Extract all of the entries and give them again, word for word.

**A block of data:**
-- -- --

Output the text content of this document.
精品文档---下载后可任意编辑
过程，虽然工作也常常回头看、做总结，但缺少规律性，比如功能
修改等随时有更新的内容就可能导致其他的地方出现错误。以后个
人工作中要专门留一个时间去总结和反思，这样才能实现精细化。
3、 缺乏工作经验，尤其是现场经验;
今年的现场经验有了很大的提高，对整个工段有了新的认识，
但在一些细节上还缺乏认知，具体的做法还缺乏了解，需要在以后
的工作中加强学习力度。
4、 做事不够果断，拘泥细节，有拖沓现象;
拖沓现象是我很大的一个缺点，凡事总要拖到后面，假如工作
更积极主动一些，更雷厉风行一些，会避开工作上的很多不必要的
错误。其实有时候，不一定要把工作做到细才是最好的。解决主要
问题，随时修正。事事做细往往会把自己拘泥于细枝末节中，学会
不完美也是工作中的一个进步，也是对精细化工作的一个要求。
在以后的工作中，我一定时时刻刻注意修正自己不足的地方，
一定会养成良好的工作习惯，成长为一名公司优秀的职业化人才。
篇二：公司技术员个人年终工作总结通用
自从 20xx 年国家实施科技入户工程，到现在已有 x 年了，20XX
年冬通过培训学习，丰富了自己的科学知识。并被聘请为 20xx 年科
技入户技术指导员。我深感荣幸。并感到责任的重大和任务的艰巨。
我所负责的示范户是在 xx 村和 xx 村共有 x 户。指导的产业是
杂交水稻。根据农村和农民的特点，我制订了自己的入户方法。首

-- -- --

**CORRECT RESULT:**
Output the text content of this document.
精品文档---下载后可任意编辑
过程，虽然工作也常常回头看、做总结，但缺少规律性，比如功能
修改等随时有更新的内容就可能导致其他的地方出现错误。以后个
人工作中要专门留一个时间去总结和反思，这样才能实现精细化。
3、 缺乏工作经验，尤其是现场经验;
今年的现场经验有了很大的提高，对整个工段有了新的认识，
但在一些细节上还缺乏认知，具体的做法还缺乏了解，需要在以后
的工作中加强学习力度。
4、 做事不够果断，拘泥细节，有拖沓现象;
拖沓现象是我很大的一个缺点，凡事总要拖到后面，假如工作
更积极主动一些，更雷厉风行一些，会避开工作上的很多不必要的
错误。其实有时候，不一定要把工作做到细才是最好的。解决主要
问题，随时修正。事事做细往往会把自己拘泥于细枝末节中，学会
不完美也是工作中的一个进步，也是对精细化工作的一个要求。
在以后的工作中，我一定时时刻刻注意修正自己不足的地方，
一定会养成良好的工作习惯，成长为一名公司优秀的职业化人才。
篇二：公司技术员个人年终工作总结通用
自从 20xx 年国家实施科技入户工程，到现在已有 x 年了，20XX
年冬通过培训学习，丰富了自己的科学知识。并被聘请为 20xx 年科
技入户技术指导员。我深感荣幸。并感到责任的重大和任务的艰巨。
我所负责的示范户是在 xx 村和 xx 村共有 x 户。指导的产业是
杂交水稻。根据农村和农民的特点，我制订了自己的入户方法。首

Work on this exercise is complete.